Data supplied:
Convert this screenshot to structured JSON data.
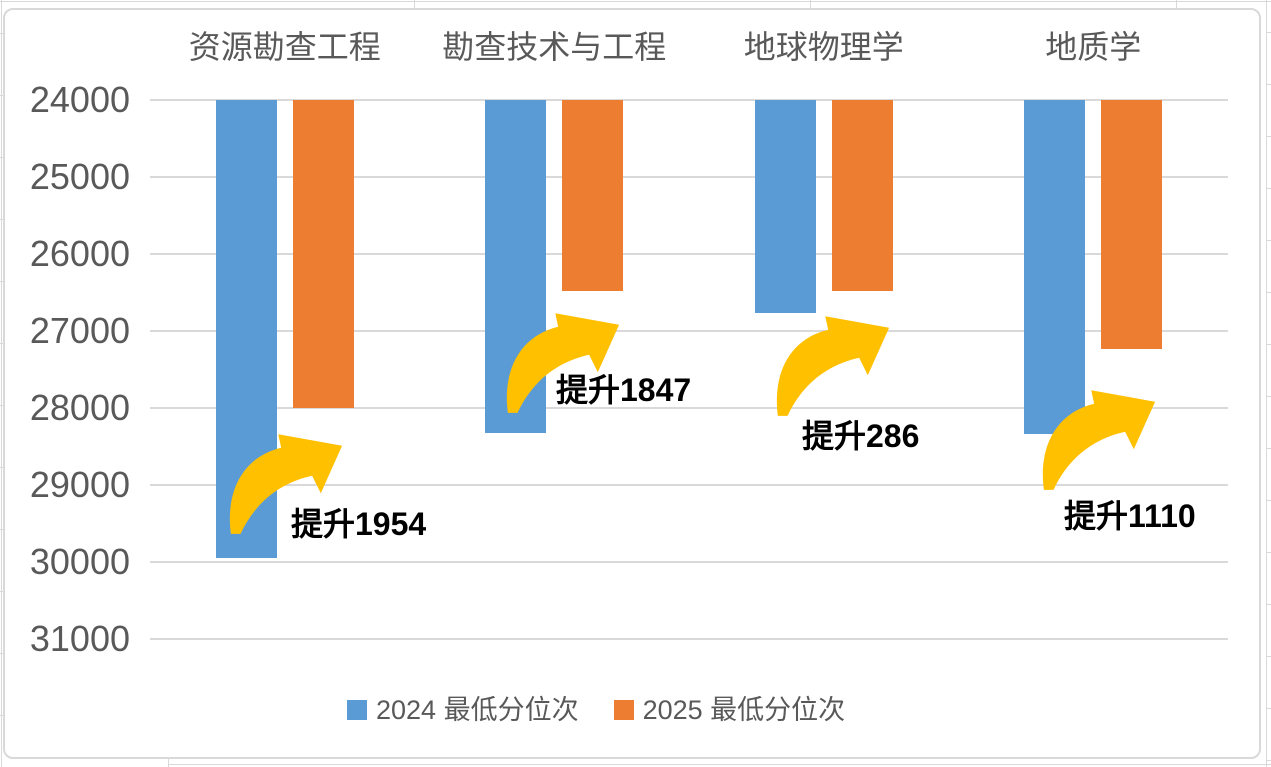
{
  "chart_data": {
    "type": "bar",
    "orientation": "columns-hanging-from-top (reversed ranking axis, smaller = better)",
    "categories": [
      "资源勘查工程",
      "勘查技术与工程",
      "地球物理学",
      "地质学"
    ],
    "series": [
      {
        "name": "2024 最低分位次",
        "color": "#5B9BD5",
        "values": [
          29950,
          28330,
          26769,
          28337
        ]
      },
      {
        "name": "2025 最低分位次",
        "color": "#ED7D31",
        "values": [
          27996,
          26483,
          26483,
          27227
        ]
      }
    ],
    "annotations": [
      {
        "label": "提升1954",
        "category": "资源勘查工程",
        "improvement": 1954
      },
      {
        "label": "提升1847",
        "category": "勘查技术与工程",
        "improvement": 1847
      },
      {
        "label": "提升286",
        "category": "地球物理学",
        "improvement": 286
      },
      {
        "label": "提升1110",
        "category": "地质学",
        "improvement": 1110
      }
    ],
    "y_axis": {
      "min": 24000,
      "max": 31000,
      "ticks": [
        24000,
        25000,
        26000,
        27000,
        28000,
        29000,
        30000,
        31000
      ],
      "reversed": true,
      "bars_anchor_value": 24000
    },
    "legend": {
      "position": "bottom-center",
      "entries": [
        "2024 最低分位次",
        "2025 最低分位次"
      ]
    },
    "grid": true,
    "colors": {
      "series_2024": "#5B9BD5",
      "series_2025": "#ED7D31",
      "arrow": "#FFC000",
      "axis_text": "#595959",
      "annotation_text": "#000000",
      "gridline": "#D9D9D9",
      "background": "#FFFFFF"
    }
  }
}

What to do: Copy every line of the data word for word, omitting the images.

Solution:
Convert this screenshot to structured JSON data.
{
  "chart_data": {
    "type": "bar",
    "orientation": "columns-hanging-from-top (reversed ranking axis, smaller = better)",
    "categories": [
      "资源勘查工程",
      "勘查技术与工程",
      "地球物理学",
      "地质学"
    ],
    "series": [
      {
        "name": "2024 最低分位次",
        "color": "#5B9BD5",
        "values": [
          29950,
          28330,
          26769,
          28337
        ]
      },
      {
        "name": "2025 最低分位次",
        "color": "#ED7D31",
        "values": [
          27996,
          26483,
          26483,
          27227
        ]
      }
    ],
    "annotations": [
      {
        "label": "提升1954",
        "category": "资源勘查工程",
        "improvement": 1954
      },
      {
        "label": "提升1847",
        "category": "勘查技术与工程",
        "improvement": 1847
      },
      {
        "label": "提升286",
        "category": "地球物理学",
        "improvement": 286
      },
      {
        "label": "提升1110",
        "category": "地质学",
        "improvement": 1110
      }
    ],
    "y_axis": {
      "min": 24000,
      "max": 31000,
      "ticks": [
        24000,
        25000,
        26000,
        27000,
        28000,
        29000,
        30000,
        31000
      ],
      "reversed": true,
      "bars_anchor_value": 24000
    },
    "legend": {
      "position": "bottom-center",
      "entries": [
        "2024 最低分位次",
        "2025 最低分位次"
      ]
    },
    "grid": true,
    "colors": {
      "series_2024": "#5B9BD5",
      "series_2025": "#ED7D31",
      "arrow": "#FFC000",
      "axis_text": "#595959",
      "annotation_text": "#000000",
      "gridline": "#D9D9D9",
      "background": "#FFFFFF"
    }
  }
}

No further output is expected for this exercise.